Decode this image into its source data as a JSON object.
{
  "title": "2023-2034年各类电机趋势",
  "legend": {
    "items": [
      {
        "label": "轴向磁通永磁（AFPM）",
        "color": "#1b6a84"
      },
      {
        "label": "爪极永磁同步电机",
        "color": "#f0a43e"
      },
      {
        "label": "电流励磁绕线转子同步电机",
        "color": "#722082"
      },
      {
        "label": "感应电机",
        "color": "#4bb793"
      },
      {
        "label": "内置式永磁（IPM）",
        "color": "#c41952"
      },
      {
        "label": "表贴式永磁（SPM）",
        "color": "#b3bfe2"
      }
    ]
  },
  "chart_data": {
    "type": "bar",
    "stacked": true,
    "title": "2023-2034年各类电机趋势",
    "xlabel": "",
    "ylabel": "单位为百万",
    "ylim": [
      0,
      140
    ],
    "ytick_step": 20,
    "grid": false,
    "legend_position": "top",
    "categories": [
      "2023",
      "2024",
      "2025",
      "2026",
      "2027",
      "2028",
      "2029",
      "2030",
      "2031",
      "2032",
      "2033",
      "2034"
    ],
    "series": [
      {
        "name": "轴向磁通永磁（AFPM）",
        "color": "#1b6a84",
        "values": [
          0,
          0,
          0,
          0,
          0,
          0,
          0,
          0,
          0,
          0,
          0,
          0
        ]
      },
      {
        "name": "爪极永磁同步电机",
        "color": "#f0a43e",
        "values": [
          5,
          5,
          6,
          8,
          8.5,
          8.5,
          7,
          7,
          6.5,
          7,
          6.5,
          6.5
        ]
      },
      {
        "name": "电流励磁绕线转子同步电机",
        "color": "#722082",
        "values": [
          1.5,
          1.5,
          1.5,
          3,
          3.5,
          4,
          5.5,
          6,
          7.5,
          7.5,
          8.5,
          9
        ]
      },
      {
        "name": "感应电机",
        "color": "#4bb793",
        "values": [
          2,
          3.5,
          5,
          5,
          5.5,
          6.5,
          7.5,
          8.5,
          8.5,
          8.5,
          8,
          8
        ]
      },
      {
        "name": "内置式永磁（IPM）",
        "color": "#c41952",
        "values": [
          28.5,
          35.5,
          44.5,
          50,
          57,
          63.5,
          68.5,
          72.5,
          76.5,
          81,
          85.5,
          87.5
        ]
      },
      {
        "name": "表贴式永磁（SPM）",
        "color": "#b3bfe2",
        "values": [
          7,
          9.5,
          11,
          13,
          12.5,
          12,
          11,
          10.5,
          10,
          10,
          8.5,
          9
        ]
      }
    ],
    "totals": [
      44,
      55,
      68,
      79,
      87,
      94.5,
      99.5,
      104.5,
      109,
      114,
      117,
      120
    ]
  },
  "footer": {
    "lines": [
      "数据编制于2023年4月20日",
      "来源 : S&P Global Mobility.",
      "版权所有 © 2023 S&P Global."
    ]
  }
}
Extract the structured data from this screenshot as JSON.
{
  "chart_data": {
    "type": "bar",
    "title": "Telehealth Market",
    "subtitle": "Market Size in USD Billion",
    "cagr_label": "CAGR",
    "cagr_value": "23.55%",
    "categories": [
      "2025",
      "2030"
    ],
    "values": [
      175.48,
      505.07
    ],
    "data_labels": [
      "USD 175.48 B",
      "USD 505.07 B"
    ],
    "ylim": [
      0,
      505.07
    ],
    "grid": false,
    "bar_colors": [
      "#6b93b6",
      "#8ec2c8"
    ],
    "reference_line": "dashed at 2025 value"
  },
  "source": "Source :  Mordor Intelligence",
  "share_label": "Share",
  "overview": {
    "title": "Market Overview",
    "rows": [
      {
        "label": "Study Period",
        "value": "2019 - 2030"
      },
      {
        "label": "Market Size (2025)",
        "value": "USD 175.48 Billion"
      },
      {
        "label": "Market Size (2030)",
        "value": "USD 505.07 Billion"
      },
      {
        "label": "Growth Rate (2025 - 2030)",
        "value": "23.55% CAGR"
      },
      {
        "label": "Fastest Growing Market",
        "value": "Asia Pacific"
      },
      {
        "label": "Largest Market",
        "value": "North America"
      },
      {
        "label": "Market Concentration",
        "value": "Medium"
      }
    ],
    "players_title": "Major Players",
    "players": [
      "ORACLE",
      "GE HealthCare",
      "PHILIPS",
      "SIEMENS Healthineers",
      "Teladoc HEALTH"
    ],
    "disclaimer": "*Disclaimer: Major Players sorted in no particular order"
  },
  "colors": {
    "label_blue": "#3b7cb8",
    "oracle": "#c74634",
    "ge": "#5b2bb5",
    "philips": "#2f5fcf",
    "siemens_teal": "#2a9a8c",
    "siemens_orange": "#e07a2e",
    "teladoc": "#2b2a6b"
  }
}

++++

Reproduce the complete data exactly as presented above.

Decode this image into its source data as a JSON object.
{
  "title": "2023-2034年各类电机趋势",
  "legend": {
    "items": [
      {
        "label": "轴向磁通永磁（AFPM）",
        "color": "#1b6a84"
      },
      {
        "label": "爪极永磁同步电机",
        "color": "#f0a43e"
      },
      {
        "label": "电流励磁绕线转子同步电机",
        "color": "#722082"
      },
      {
        "label": "感应电机",
        "color": "#4bb793"
      },
      {
        "label": "内置式永磁（IPM）",
        "color": "#c41952"
      },
      {
        "label": "表贴式永磁（SPM）",
        "color": "#b3bfe2"
      }
    ]
  },
  "chart_data": {
    "type": "bar",
    "stacked": true,
    "title": "2023-2034年各类电机趋势",
    "xlabel": "",
    "ylabel": "单位为百万",
    "ylim": [
      0,
      140
    ],
    "ytick_step": 20,
    "grid": false,
    "legend_position": "top",
    "categories": [
      "2023",
      "2024",
      "2025",
      "2026",
      "2027",
      "2028",
      "2029",
      "2030",
      "2031",
      "2032",
      "2033",
      "2034"
    ],
    "series": [
      {
        "name": "轴向磁通永磁（AFPM）",
        "color": "#1b6a84",
        "values": [
          0,
          0,
          0,
          0,
          0,
          0,
          0,
          0,
          0,
          0,
          0,
          0
        ]
      },
      {
        "name": "爪极永磁同步电机",
        "color": "#f0a43e",
        "values": [
          5,
          5,
          6,
          8,
          8.5,
          8.5,
          7,
          7,
          6.5,
          7,
          6.5,
          6.5
        ]
      },
      {
        "name": "电流励磁绕线转子同步电机",
        "color": "#722082",
        "values": [
          1.5,
          1.5,
          1.5,
          3,
          3.5,
          4,
          5.5,
          6,
          7.5,
          7.5,
          8.5,
          9
        ]
      },
      {
        "name": "感应电机",
        "color": "#4bb793",
        "values": [
          2,
          3.5,
          5,
          5,
          5.5,
          6.5,
          7.5,
          8.5,
          8.5,
          8.5,
          8,
          8
        ]
      },
      {
        "name": "内置式永磁（IPM）",
        "color": "#c41952",
        "values": [
          28.5,
          35.5,
          44.5,
          50,
          57,
          63.5,
          68.5,
          72.5,
          76.5,
          81,
          85.5,
          87.5
        ]
      },
      {
        "name": "表贴式永磁（SPM）",
        "color": "#b3bfe2",
        "values": [
          7,
          9.5,
          11,
          13,
          12.5,
          12,
          11,
          10.5,
          10,
          10,
          8.5,
          9
        ]
      }
    ],
    "totals": [
      44,
      55,
      68,
      79,
      87,
      94.5,
      99.5,
      104.5,
      109,
      114,
      117,
      120
    ]
  },
  "footer": {
    "lines": [
      "数据编制于2023年4月20日",
      "来源 : S&P Global Mobility.",
      "版权所有 © 2023 S&P Global."
    ]
  }
}
Extract the structured data from this screenshot as JSON.
{
  "chart_data": {
    "type": "bar",
    "title": "Telehealth Market",
    "subtitle": "Market Size in USD Billion",
    "cagr_label": "CAGR",
    "cagr_value": "23.55%",
    "categories": [
      "2025",
      "2030"
    ],
    "values": [
      175.48,
      505.07
    ],
    "data_labels": [
      "USD 175.48 B",
      "USD 505.07 B"
    ],
    "ylim": [
      0,
      505.07
    ],
    "grid": false,
    "bar_colors": [
      "#6b93b6",
      "#8ec2c8"
    ],
    "reference_line": "dashed at 2025 value"
  },
  "source": "Source :  Mordor Intelligence",
  "share_label": "Share",
  "overview": {
    "title": "Market Overview",
    "rows": [
      {
        "label": "Study Period",
        "value": "2019 - 2030"
      },
      {
        "label": "Market Size (2025)",
        "value": "USD 175.48 Billion"
      },
      {
        "label": "Market Size (2030)",
        "value": "USD 505.07 Billion"
      },
      {
        "label": "Growth Rate (2025 - 2030)",
        "value": "23.55% CAGR"
      },
      {
        "label": "Fastest Growing Market",
        "value": "Asia Pacific"
      },
      {
        "label": "Largest Market",
        "value": "North America"
      },
      {
        "label": "Market Concentration",
        "value": "Medium"
      }
    ],
    "players_title": "Major Players",
    "players": [
      "ORACLE",
      "GE HealthCare",
      "PHILIPS",
      "SIEMENS Healthineers",
      "Teladoc HEALTH"
    ],
    "disclaimer": "*Disclaimer: Major Players sorted in no particular order"
  },
  "colors": {
    "label_blue": "#3b7cb8",
    "oracle": "#c74634",
    "ge": "#5b2bb5",
    "philips": "#2f5fcf",
    "siemens_teal": "#2a9a8c",
    "siemens_orange": "#e07a2e",
    "teladoc": "#2b2a6b"
  }
}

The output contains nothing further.